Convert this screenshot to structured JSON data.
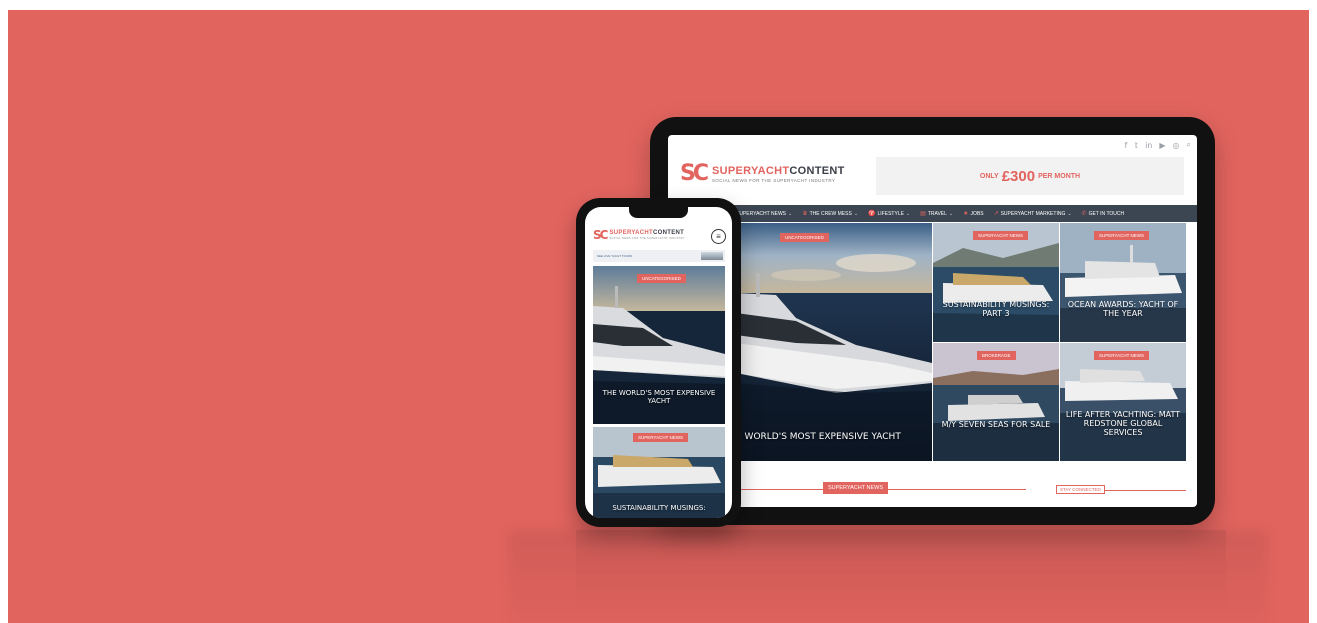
{
  "colors": {
    "background": "#e2645f",
    "accent": "#e2645f",
    "nav_bar": "#3c4652",
    "device_frame": "#111111"
  },
  "brand": {
    "brand_part1": "SUPERYACHT",
    "brand_part2": "CONTENT",
    "tagline": "SOCIAL NEWS FOR THE SUPERYACHT INDUSTRY",
    "logo_mark": "SC"
  },
  "tablet": {
    "social_icons": [
      {
        "icon": "facebook-icon",
        "glyph": "f"
      },
      {
        "icon": "twitter-icon",
        "glyph": "𝕥"
      },
      {
        "icon": "linkedin-icon",
        "glyph": "in"
      },
      {
        "icon": "youtube-icon",
        "glyph": "▶"
      },
      {
        "icon": "instagram-icon",
        "glyph": "◎"
      },
      {
        "icon": "search-icon",
        "glyph": "⌕"
      }
    ],
    "ad": {
      "pre": "ONLY",
      "price": "£300",
      "post": "PER MONTH"
    },
    "nav": [
      {
        "label": "SUPERYACHT NEWS",
        "icon": "",
        "caret": "⌄"
      },
      {
        "label": "THE CREW MESS",
        "icon": "♛",
        "caret": "⌄"
      },
      {
        "label": "LIFESTYLE",
        "icon": "♈",
        "caret": "⌄"
      },
      {
        "label": "TRAVEL",
        "icon": "▤",
        "caret": "⌄"
      },
      {
        "label": "JOBS",
        "icon": "★",
        "caret": ""
      },
      {
        "label": "SUPERYACHT MARKETING",
        "icon": "↗",
        "caret": "⌄"
      },
      {
        "label": "GET IN TOUCH",
        "icon": "✆",
        "caret": ""
      }
    ],
    "tiles": {
      "main": {
        "badge": "UNCATEGORISED",
        "caption": "E WORLD'S MOST EXPENSIVE YACHT"
      },
      "t1": {
        "badge": "SUPERYACHT NEWS",
        "caption": "SUSTAINABILITY MUSINGS: PART 3"
      },
      "t2": {
        "badge": "SUPERYACHT NEWS",
        "caption": "OCEAN AWARDS: YACHT OF THE YEAR"
      },
      "t3": {
        "badge": "BROKERAGE",
        "caption": "M/Y SEVEN SEAS FOR SALE"
      },
      "t4": {
        "badge": "SUPERYACHT NEWS",
        "caption": "LIFE AFTER YACHTING: MATT REDSTONE GLOBAL SERVICES"
      }
    },
    "section_title": "SUPERYACHT NEWS",
    "stay_connected": "STAY CONNECTED"
  },
  "phone": {
    "menu_glyph": "≡",
    "banner_text": "SEE LIVE YACHT TOURS",
    "tiles": [
      {
        "badge": "UNCATEGORISED",
        "caption": "THE WORLD'S MOST EXPENSIVE YACHT"
      },
      {
        "badge": "SUPERYACHT NEWS",
        "caption": "SUSTAINABILITY MUSINGS:"
      }
    ]
  }
}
=====
## [WRITTEN PROBLEM]
Reproduce every line of the material precisely, omitting its pictures.

## [ANSWER FOR THIS EXERCISE]
Convert this screenshot to structured JSON data.
{
  "colors": {
    "background": "#e2645f",
    "accent": "#e2645f",
    "nav_bar": "#3c4652",
    "device_frame": "#111111"
  },
  "brand": {
    "brand_part1": "SUPERYACHT",
    "brand_part2": "CONTENT",
    "tagline": "SOCIAL NEWS FOR THE SUPERYACHT INDUSTRY",
    "logo_mark": "SC"
  },
  "tablet": {
    "social_icons": [
      {
        "icon": "facebook-icon",
        "glyph": "f"
      },
      {
        "icon": "twitter-icon",
        "glyph": "𝕥"
      },
      {
        "icon": "linkedin-icon",
        "glyph": "in"
      },
      {
        "icon": "youtube-icon",
        "glyph": "▶"
      },
      {
        "icon": "instagram-icon",
        "glyph": "◎"
      },
      {
        "icon": "search-icon",
        "glyph": "⌕"
      }
    ],
    "ad": {
      "pre": "ONLY",
      "price": "£300",
      "post": "PER MONTH"
    },
    "nav": [
      {
        "label": "SUPERYACHT NEWS",
        "icon": "",
        "caret": "⌄"
      },
      {
        "label": "THE CREW MESS",
        "icon": "♛",
        "caret": "⌄"
      },
      {
        "label": "LIFESTYLE",
        "icon": "♈",
        "caret": "⌄"
      },
      {
        "label": "TRAVEL",
        "icon": "▤",
        "caret": "⌄"
      },
      {
        "label": "JOBS",
        "icon": "★",
        "caret": ""
      },
      {
        "label": "SUPERYACHT MARKETING",
        "icon": "↗",
        "caret": "⌄"
      },
      {
        "label": "GET IN TOUCH",
        "icon": "✆",
        "caret": ""
      }
    ],
    "tiles": {
      "main": {
        "badge": "UNCATEGORISED",
        "caption": "E WORLD'S MOST EXPENSIVE YACHT"
      },
      "t1": {
        "badge": "SUPERYACHT NEWS",
        "caption": "SUSTAINABILITY MUSINGS: PART 3"
      },
      "t2": {
        "badge": "SUPERYACHT NEWS",
        "caption": "OCEAN AWARDS: YACHT OF THE YEAR"
      },
      "t3": {
        "badge": "BROKERAGE",
        "caption": "M/Y SEVEN SEAS FOR SALE"
      },
      "t4": {
        "badge": "SUPERYACHT NEWS",
        "caption": "LIFE AFTER YACHTING: MATT REDSTONE GLOBAL SERVICES"
      }
    },
    "section_title": "SUPERYACHT NEWS",
    "stay_connected": "STAY CONNECTED"
  },
  "phone": {
    "menu_glyph": "≡",
    "banner_text": "SEE LIVE YACHT TOURS",
    "tiles": [
      {
        "badge": "UNCATEGORISED",
        "caption": "THE WORLD'S MOST EXPENSIVE YACHT"
      },
      {
        "badge": "SUPERYACHT NEWS",
        "caption": "SUSTAINABILITY MUSINGS:"
      }
    ]
  }
}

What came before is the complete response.